### TEXTE FOURNI
__________

Propos sexistes à l’encontre d’une employée allaitante, procédure en cas de harcèlement sexuel pour le personnel de l’Etat, obligation de collaborer avec le Bureau de l’égalité.

LEg

art 4

procédure

26.01.2023 Décision de la Direction de la sécurité, de la justice et du sport 28.05.2024 Arrêt du Tribunal cantonal, 1re Cour administrative (601 2023 23)

résumé

Au terme d’une procédure administrative à l’Etat de Fribourg, un rapport d’enquête constate qu’une employée allaitante a été traitée à plusieurs reprises par son chef de « vache à lait », sans pour autant retenir l’existence d’un harcèlement sexuel. L’enquête a été menée en vertu de l’ordonnance cantonale en matière de harcèlement, qui instaure l’obligation de collaborer systématiquement avec le Bureau de l’égalité. Nonobstant ce devoir de collaboration, la Direction concernée rend une décision reprenant les conclusions du rapport d’enquête sans consulter le Bureau. Saisi d’un recours contre cette décision, le Tribunal cantonal estime que la Direction a violé les prescriptions cantonales l’obligeant à solliciter l’expertise du Bureau de l’égalité. La cause est renvoyée à l’autorité inférieure pour nouvelle décision.

en fait

Inspectrice au sein de la brigade des mineurs (BMI), T. reprend le travail en mars 2022 après son deuxième congé de maternité. Le mois suivant, T. signale aux ressources humaines un désaccord avec son chef au sujet du temps de travail en période d’allaitement. Ce dernier conteste avoir tenu des propos déplacés sur la place des femmes à la police, sur les femmes allaitantes ou sur les taux d’occupation réduits. Une médiation est tentée, sans succès.

En juillet 2022, le commandant de la Police cantonale invite la Direction de la sécurité, de la justice et du sport (DSJS) à ouvrir une enquête administrative relative aux conflits existants entre T. et son supérieur hiérarchique, à ordonner le déplacement provisoire de la collaboratrice durant la procédure et à revoir les lignes directrices sur l’allaitement au travail. La DSJS ordonne ainsi le transfert de T. vers une autre unité jusqu’au terme de l’instruction.

Fin août 2022, la DSJS informe le Bureau cantonal de l’égalité et de la famille (BEF) de son intention d’ouvrir une procédure formelle en application de l’ordonnance cantonale du 14 décembre 2015 relative au harcèlement et aux difficultés relationnelles sur le lieu de travail (OHarc). La Direction demande que les étapes de cette procédure ainsi que les modalités de collaboration entre elle et le BEF soient clarifiées. S’en suit un entretien téléphonique entre la DSJS et la responsable du BEF.

__________

### EXTRAIT DES DONNÉES
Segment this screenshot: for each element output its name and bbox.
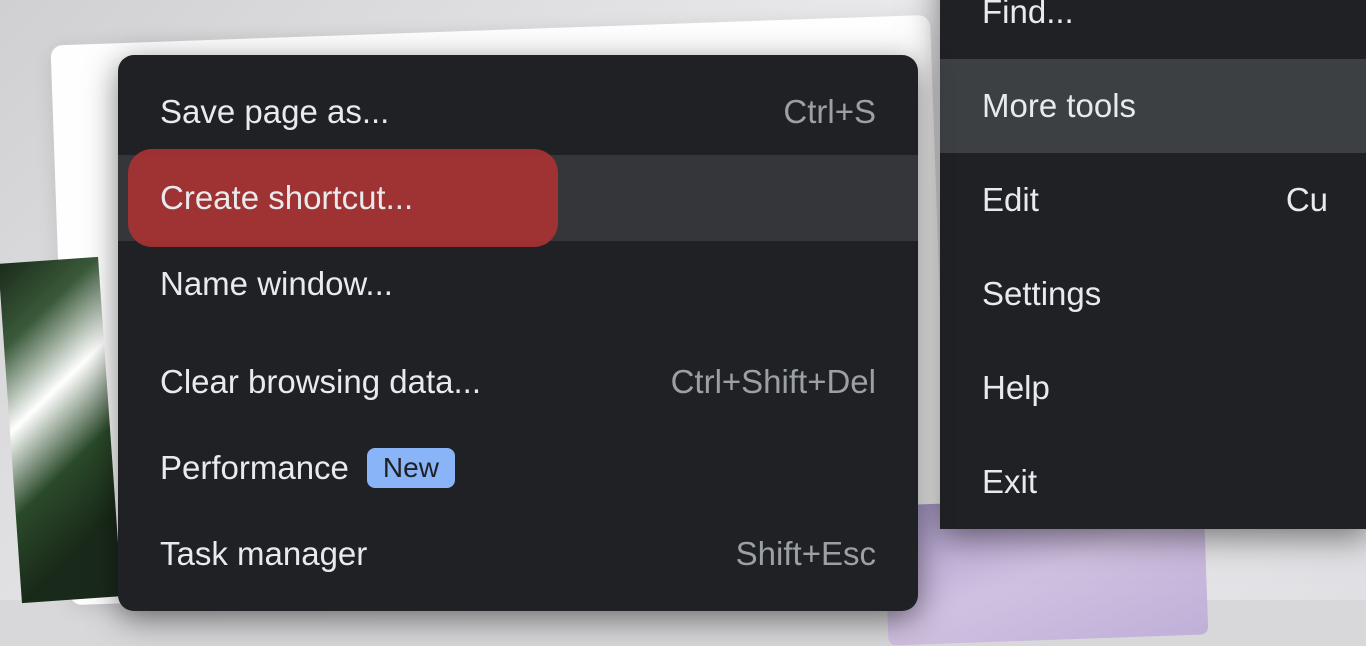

__________

### EXERCICES
• 1. Extrayez sans la modifier la partie du texte sur l'affaire de l'employée allaitante qui débute par les mots « 26.01.2023 Décision de » et se termine par « (601 2023 23) ».
• 2. Prolongez le texte sur l'affaire de l'employée allaitante à partir de sa dernière phrase.

### CORRIGÉ DES EXERCICES
• 1.
26.01.2023 Décision de la Direction de la sécurité, de la justice et du sport 28.05.2024 Arrêt du Tribunal cantonal, 1re Cour administrative (601 2023 23)

• 2.
Mi-décembre 2022, l’avocat mandaté pour effectuer l’enquête rend son rapport dans lequel il constate que « des propos discriminatoires sous forme de remarques sexistes concernant une personne allaitante (“vache à lait”) ont été tenus, à deux reprises en tous cas, par l’un ou l’autre des deux cadres [de la brigade des mineurs] (…) ». Le rapport précise que « de tels propos, même formulés sous une forme d’humour de très mauvais genre et en l’absence de la collaboratrice, étaient inadéquats, portaient atteinte à la dignité de la personne qui allaite et n’avaient pas lieu d’être prononcés sur le lieu de travail ; ils étaient ainsi discriminatoires ».

L’avocat attire l’attention de la DSJS sur l’art. 14 al. 1 OHarc prévoyant une « collaboration systématique avec le BEF » et sur la nécessité de lui transmettre une copie du rapport. Le 12 janvier 2023, la DSJS soumet au Bureau uniquement les conclusions du rapport.

Dans sa décision du 26 janvier 2023, la DSJS relève qu’aucune forme de harcèlement n’a été constatée au sein de la brigade des mineurs tout en précisant que des « propos discriminatoires sous forme de remarques sexistes (“vache à lait”, “vache laitière” et “lait en poudre”) » y avaient été tenus à l’encontre d’une collaboratrice allaitante sans qu’il ne soit possible d’en déterminer l’auteur.

Le 31 janvier 2023, le BEF prend acte des conclusions du rapport d’enquête. Il manifeste son étonnement quant au fait de ne pas avoir été invité à collaborer dans le cadre de cette procédure formelle, alors que l’ordonnance susmentionnée impose une telle collaboration. « Regrettant vivement son éviction dans ce dossier », le BEF demande à recevoir le rapport d’enquête dans son intégralité afin qu’il puisse au moins formuler des observations avant qu’une décision ne soit rendue.

Le 27 février 2023, T. recourt au Tribunal cantonal contre la décision rendue par la DSJS le 26 janvier 2023. Elle conclut principalement à son annulation, à ce qu’il soit reconnu qu’elle a été victime de harcèlement sexuel de la part de son chef et à ce que le dossier soit renvoyé à la DSJS pour détermination du choix de la mesure. « Subsidiairement, elle requiert le renvoi de la cause pour instruction complémentaire et nouvelle décision. Pour l’essentiel, elle fait valoir une violation de son droit d’être entendue, relevant notamment que le rapport d’instruction ainsi que le dossier de la cause ne lui ont été transmis que postérieurement au prononcé de la décision attaquée et de façon incomplète. En outre, elle estime que l’avocat externe a refusé à tort d’auditionner certaines personnes et n’a en particulier pas poursuivi son enquête pour savoir à qui attribuer les propos discriminatoires reconnus. Enfin, elle relève que le BEF n’a pas été impliqué dans la procédure, ce qui constitue une violation de la procédure formelle OHarc (…) » (let. D.).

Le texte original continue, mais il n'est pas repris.